##### SUPPLIED ENTRIES
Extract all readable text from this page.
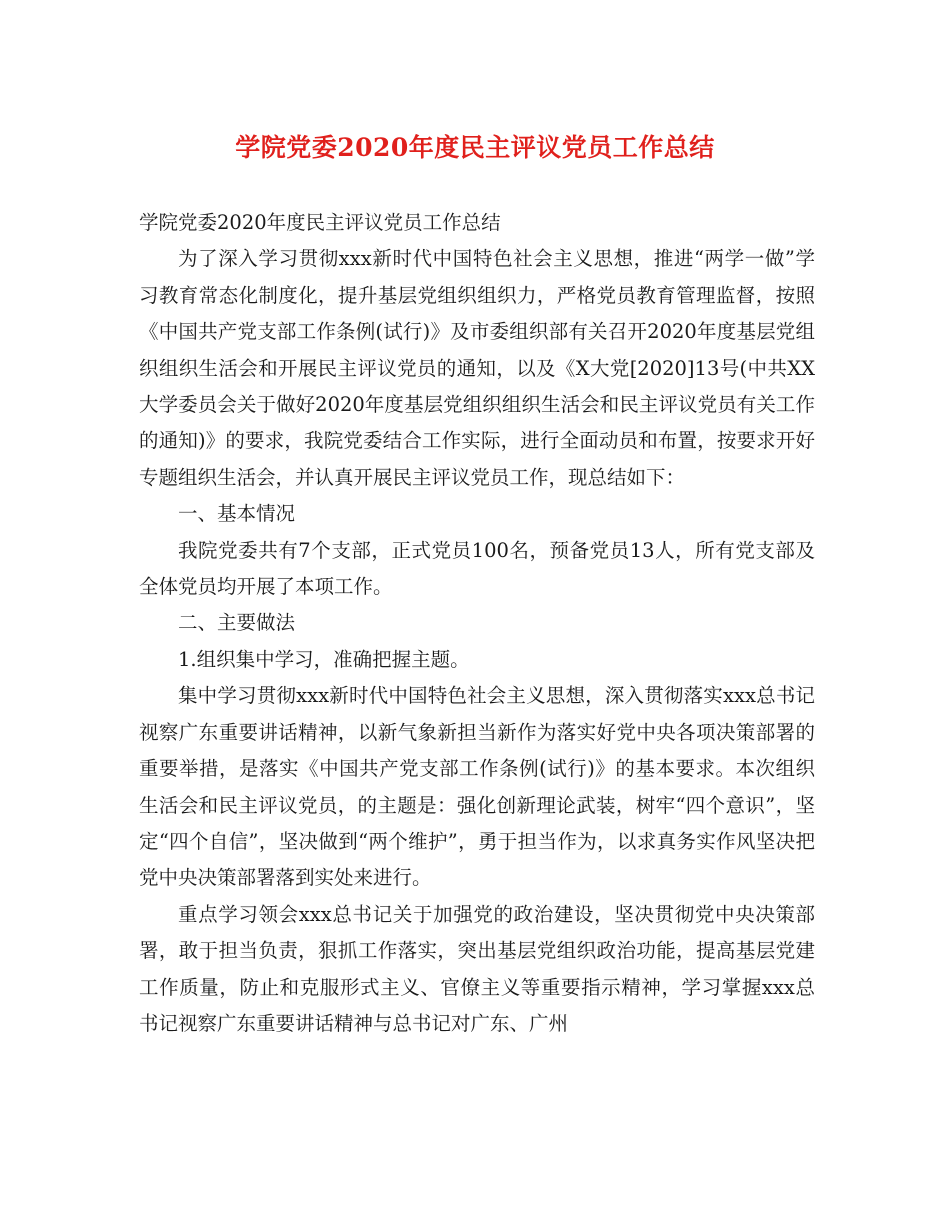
学院党委2020年度民主评议党员工作总结

学院党委2020年度民主评议党员工作总结

为了深入学习贯彻xxx新时代中国特色社会主义思想，推进“两学一做”学习教育常态化制度化，提升基层党组织组织力，严格党员教育管理监督，按照《中国共产党支部工作条例(试行)》及市委组织部有关召开2020年度基层党组织组织生活会和开展民主评议党员的通知，以及《X大党[2020]13号(中共XX大学委员会关于做好2020年度基层党组织组织生活会和民主评议党员有关工作的通知)》的要求，我院党委结合工作实际，进行全面动员和布置，按要求开好专题组织生活会，并认真开展民主评议党员工作，现总结如下：

一、基本情况

我院党委共有7个支部，正式党员100名，预备党员13人，所有党支部及全体党员均开展了本项工作。

二、主要做法

1.组织集中学习，准确把握主题。

集中学习贯彻xxx新时代中国特色社会主义思想，深入贯彻落实xxx总书记视察广东重要讲话精神，以新气象新担当新作为落实好党中央各项决策部署的重要举措，是落实《中国共产党支部工作条例(试行)》的基本要求。本次组织生活会和民主评议党员，的主题是：强化创新理论武装，树牢“四个意识”，坚定“四个自信”，坚决做到“两个维护”，勇于担当作为，以求真务实作风坚决把党中央决策部署落到实处来进行。

重点学习领会xxx总书记关于加强党的政治建设，坚决贯彻党中央决策部署，敢于担当负责，狠抓工作落实，突出基层党组织政治功能，提高基层党建工作质量，防止和克服形式主义、官僚主义等重要指示精神，学习掌握xxx总书记视察广东重要讲话精神与总书记对广东、广州
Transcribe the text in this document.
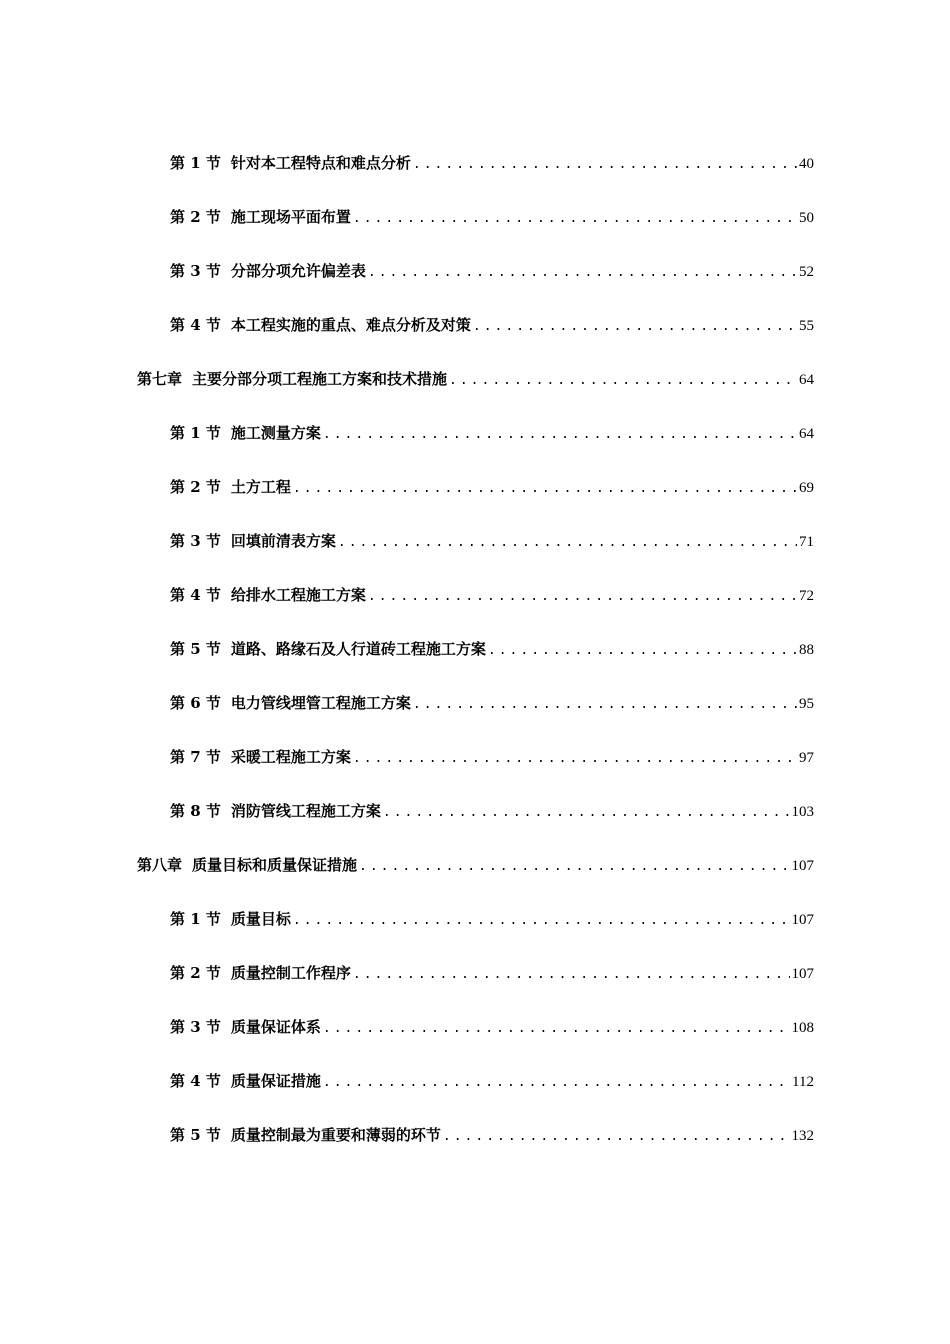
第 1 节 针对本工程特点和难点分析 .....	40
第 2 节 施工现场平面布置 .....	50
第 3 节 分部分项允许偏差表 .....	52
第 4 节 本工程实施的重点、难点分析及对策 .....	55
第七章 主要分部分项工程施工方案和技术措施 .....	64
第 1 节 施工测量方案 .....	64
第 2 节 土方工程 .....	69
第 3 节 回填前清表方案 .....	71
第 4 节 给排水工程施工方案 .....	72
第 5 节 道路、路缘石及人行道砖工程施工方案 .....	88
第 6 节 电力管线埋管工程施工方案 .....	95
第 7 节 采暖工程施工方案 .....	97
第 8 节 消防管线工程施工方案 .....	103
第八章 质量目标和质量保证措施 .....	107
第 1 节 质量目标 .....	107
第 2 节 质量控制工作程序 .....	107
第 3 节 质量保证体系 .....	108
第 4 节 质量保证措施 .....	112
第 5 节 质量控制最为重要和薄弱的环节 .....	132
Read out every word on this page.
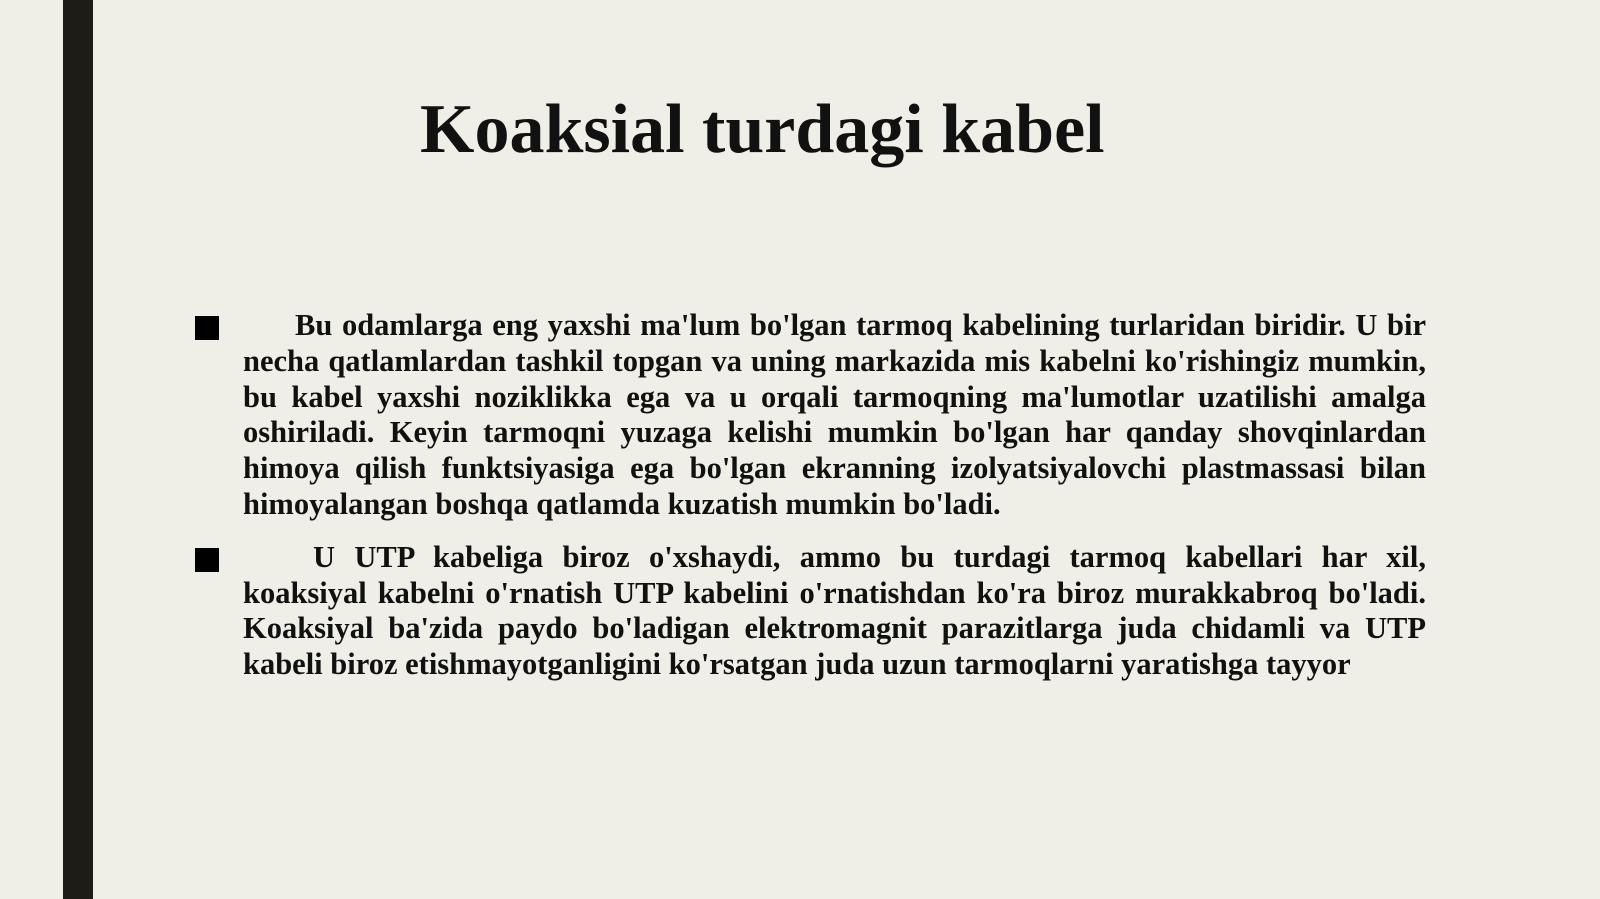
Koaksial turdagi kabel

Bu odamlarga eng yaxshi ma'lum bo'lgan tarmoq kabelining turlaridan biridir. U bir necha qatlamlardan tashkil topgan va uning markazida mis kabelni ko'rishingiz mumkin, bu kabel yaxshi noziklikka ega va u orqali tarmoqning ma'lumotlar uzatilishi amalga oshiriladi. Keyin tarmoqni yuzaga kelishi mumkin bo'lgan har qanday shovqinlardan himoya qilish funktsiyasiga ega bo'lgan ekranning izolyatsiyalovchi plastmassasi bilan himoyalangan boshqa qatlamda kuzatish mumkin bo'ladi.

U UTP kabeliga biroz o'xshaydi, ammo bu turdagi tarmoq kabellari har xil, koaksiyal kabelni o'rnatish UTP kabelini o'rnatishdan ko'ra biroz murakkabroq bo'ladi. Koaksiyal ba'zida paydo bo'ladigan elektromagnit parazitlarga juda chidamli va UTP kabeli biroz etishmayotganligini ko'rsatgan juda uzun tarmoqlarni yaratishga tayyor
##########
EXERCISE GOAL »
Print the listing above in full, exactly as written. Omit any pictures.

EXERCISE RESULT »
Extract all readable text from this page.
学院党委2020年度民主评议党员工作总结

学院党委2020年度民主评议党员工作总结

为了深入学习贯彻xxx新时代中国特色社会主义思想，推进“两学一做”学习教育常态化制度化，提升基层党组织组织力，严格党员教育管理监督，按照《中国共产党支部工作条例(试行)》及市委组织部有关召开2020年度基层党组织组织生活会和开展民主评议党员的通知，以及《X大党[2020]13号(中共XX大学委员会关于做好2020年度基层党组织组织生活会和民主评议党员有关工作的通知)》的要求，我院党委结合工作实际，进行全面动员和布置，按要求开好专题组织生活会，并认真开展民主评议党员工作，现总结如下：

一、基本情况

我院党委共有7个支部，正式党员100名，预备党员13人，所有党支部及全体党员均开展了本项工作。

二、主要做法

1.组织集中学习，准确把握主题。

集中学习贯彻xxx新时代中国特色社会主义思想，深入贯彻落实xxx总书记视察广东重要讲话精神，以新气象新担当新作为落实好党中央各项决策部署的重要举措，是落实《中国共产党支部工作条例(试行)》的基本要求。本次组织生活会和民主评议党员，的主题是：强化创新理论武装，树牢“四个意识”，坚定“四个自信”，坚决做到“两个维护”，勇于担当作为，以求真务实作风坚决把党中央决策部署落到实处来进行。

重点学习领会xxx总书记关于加强党的政治建设，坚决贯彻党中央决策部署，敢于担当负责，狠抓工作落实，突出基层党组织政治功能，提高基层党建工作质量，防止和克服形式主义、官僚主义等重要指示精神，学习掌握xxx总书记视察广东重要讲话精神与总书记对广东、广州
Transcribe the text in this document.
第 1 节 针对本工程特点和难点分析 .....	40
第 2 节 施工现场平面布置 .....	50
第 3 节 分部分项允许偏差表 .....	52
第 4 节 本工程实施的重点、难点分析及对策 .....	55
第七章 主要分部分项工程施工方案和技术措施 .....	64
第 1 节 施工测量方案 .....	64
第 2 节 土方工程 .....	69
第 3 节 回填前清表方案 .....	71
第 4 节 给排水工程施工方案 .....	72
第 5 节 道路、路缘石及人行道砖工程施工方案 .....	88
第 6 节 电力管线埋管工程施工方案 .....	95
第 7 节 采暖工程施工方案 .....	97
第 8 节 消防管线工程施工方案 .....	103
第八章 质量目标和质量保证措施 .....	107
第 1 节 质量目标 .....	107
第 2 节 质量控制工作程序 .....	107
第 3 节 质量保证体系 .....	108
第 4 节 质量保证措施 .....	112
第 5 节 质量控制最为重要和薄弱的环节 .....	132
Read out every word on this page.
Koaksial turdagi kabel

Bu odamlarga eng yaxshi ma'lum bo'lgan tarmoq kabelining turlaridan biridir. U bir necha qatlamlardan tashkil topgan va uning markazida mis kabelni ko'rishingiz mumkin, bu kabel yaxshi noziklikka ega va u orqali tarmoqning ma'lumotlar uzatilishi amalga oshiriladi. Keyin tarmoqni yuzaga kelishi mumkin bo'lgan har qanday shovqinlardan himoya qilish funktsiyasiga ega bo'lgan ekranning izolyatsiyalovchi plastmassasi bilan himoyalangan boshqa qatlamda kuzatish mumkin bo'ladi.

U UTP kabeliga biroz o'xshaydi, ammo bu turdagi tarmoq kabellari har xil, koaksiyal kabelni o'rnatish UTP kabelini o'rnatishdan ko'ra biroz murakkabroq bo'ladi. Koaksiyal ba'zida paydo bo'ladigan elektromagnit parazitlarga juda chidamli va UTP kabeli biroz etishmayotganligini ko'rsatgan juda uzun tarmoqlarni yaratishga tayyor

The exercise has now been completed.